Given task: Quote the listing below in its entirety, omitting every image.
-- BEGIN Material --
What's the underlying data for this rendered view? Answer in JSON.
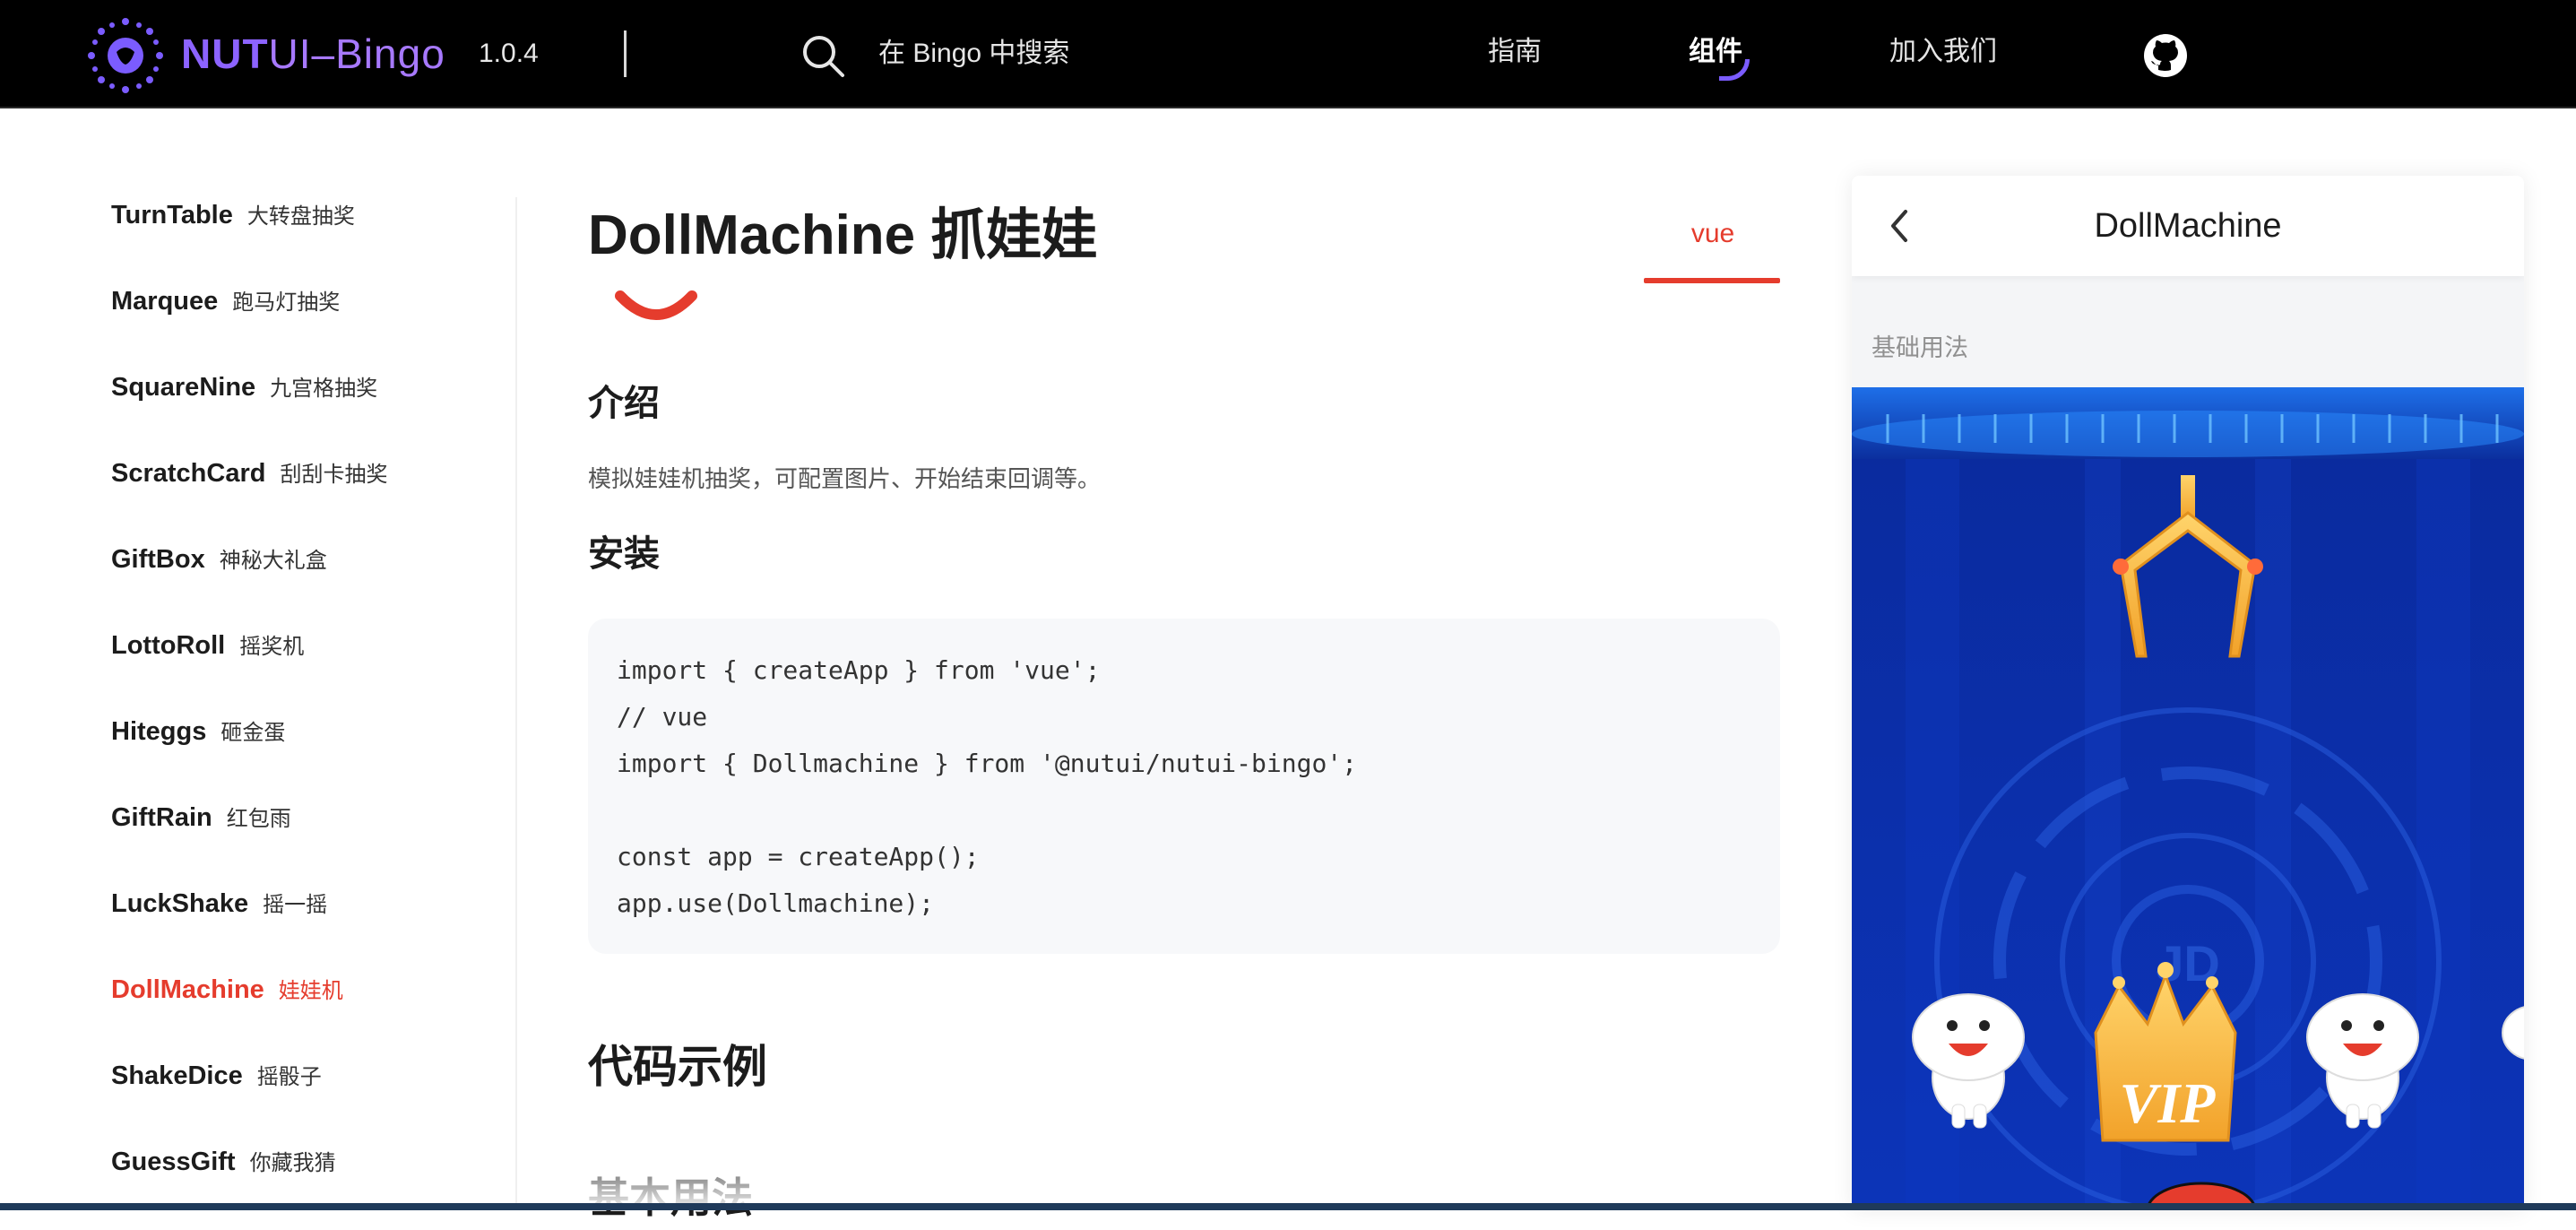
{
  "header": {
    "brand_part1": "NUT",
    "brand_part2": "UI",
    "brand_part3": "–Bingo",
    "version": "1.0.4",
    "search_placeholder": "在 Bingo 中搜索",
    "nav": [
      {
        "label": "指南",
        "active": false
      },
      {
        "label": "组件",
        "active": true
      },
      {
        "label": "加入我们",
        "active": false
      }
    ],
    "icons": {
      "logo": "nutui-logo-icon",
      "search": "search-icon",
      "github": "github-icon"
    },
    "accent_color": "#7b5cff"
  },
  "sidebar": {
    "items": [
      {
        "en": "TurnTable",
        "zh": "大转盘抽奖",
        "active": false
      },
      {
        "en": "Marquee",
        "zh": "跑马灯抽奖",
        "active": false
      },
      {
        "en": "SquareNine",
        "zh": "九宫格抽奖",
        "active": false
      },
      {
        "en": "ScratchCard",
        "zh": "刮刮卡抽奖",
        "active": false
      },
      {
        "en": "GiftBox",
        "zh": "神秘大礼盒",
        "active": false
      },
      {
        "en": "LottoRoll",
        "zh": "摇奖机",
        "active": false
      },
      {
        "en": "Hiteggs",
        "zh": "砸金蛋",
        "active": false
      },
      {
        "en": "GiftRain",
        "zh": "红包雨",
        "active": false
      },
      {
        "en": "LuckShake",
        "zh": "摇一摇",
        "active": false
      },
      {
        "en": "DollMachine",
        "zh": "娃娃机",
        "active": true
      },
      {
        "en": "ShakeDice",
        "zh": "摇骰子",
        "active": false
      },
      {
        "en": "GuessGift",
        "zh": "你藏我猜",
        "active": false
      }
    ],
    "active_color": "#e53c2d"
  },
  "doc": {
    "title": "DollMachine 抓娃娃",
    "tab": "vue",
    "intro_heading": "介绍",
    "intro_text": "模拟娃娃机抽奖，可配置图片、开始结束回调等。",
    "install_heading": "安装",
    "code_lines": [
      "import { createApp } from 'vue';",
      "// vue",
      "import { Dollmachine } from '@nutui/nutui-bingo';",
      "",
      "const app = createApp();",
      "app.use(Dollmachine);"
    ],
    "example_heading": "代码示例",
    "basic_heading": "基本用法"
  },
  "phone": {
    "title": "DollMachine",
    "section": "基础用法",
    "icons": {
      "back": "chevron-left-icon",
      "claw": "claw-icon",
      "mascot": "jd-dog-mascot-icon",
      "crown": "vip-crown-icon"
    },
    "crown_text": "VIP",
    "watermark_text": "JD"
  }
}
-- END Material --
Finished exercise:
What's the underlying data for this rendered view? Answer in JSON.
{
  "header": {
    "brand_part1": "NUT",
    "brand_part2": "UI",
    "brand_part3": "–Bingo",
    "version": "1.0.4",
    "search_placeholder": "在 Bingo 中搜索",
    "nav": [
      {
        "label": "指南",
        "active": false
      },
      {
        "label": "组件",
        "active": true
      },
      {
        "label": "加入我们",
        "active": false
      }
    ],
    "icons": {
      "logo": "nutui-logo-icon",
      "search": "search-icon",
      "github": "github-icon"
    },
    "accent_color": "#7b5cff"
  },
  "sidebar": {
    "items": [
      {
        "en": "TurnTable",
        "zh": "大转盘抽奖",
        "active": false
      },
      {
        "en": "Marquee",
        "zh": "跑马灯抽奖",
        "active": false
      },
      {
        "en": "SquareNine",
        "zh": "九宫格抽奖",
        "active": false
      },
      {
        "en": "ScratchCard",
        "zh": "刮刮卡抽奖",
        "active": false
      },
      {
        "en": "GiftBox",
        "zh": "神秘大礼盒",
        "active": false
      },
      {
        "en": "LottoRoll",
        "zh": "摇奖机",
        "active": false
      },
      {
        "en": "Hiteggs",
        "zh": "砸金蛋",
        "active": false
      },
      {
        "en": "GiftRain",
        "zh": "红包雨",
        "active": false
      },
      {
        "en": "LuckShake",
        "zh": "摇一摇",
        "active": false
      },
      {
        "en": "DollMachine",
        "zh": "娃娃机",
        "active": true
      },
      {
        "en": "ShakeDice",
        "zh": "摇骰子",
        "active": false
      },
      {
        "en": "GuessGift",
        "zh": "你藏我猜",
        "active": false
      }
    ],
    "active_color": "#e53c2d"
  },
  "doc": {
    "title": "DollMachine 抓娃娃",
    "tab": "vue",
    "intro_heading": "介绍",
    "intro_text": "模拟娃娃机抽奖，可配置图片、开始结束回调等。",
    "install_heading": "安装",
    "code_lines": [
      "import { createApp } from 'vue';",
      "// vue",
      "import { Dollmachine } from '@nutui/nutui-bingo';",
      "",
      "const app = createApp();",
      "app.use(Dollmachine);"
    ],
    "example_heading": "代码示例",
    "basic_heading": "基本用法"
  },
  "phone": {
    "title": "DollMachine",
    "section": "基础用法",
    "icons": {
      "back": "chevron-left-icon",
      "claw": "claw-icon",
      "mascot": "jd-dog-mascot-icon",
      "crown": "vip-crown-icon"
    },
    "crown_text": "VIP",
    "watermark_text": "JD"
  }
}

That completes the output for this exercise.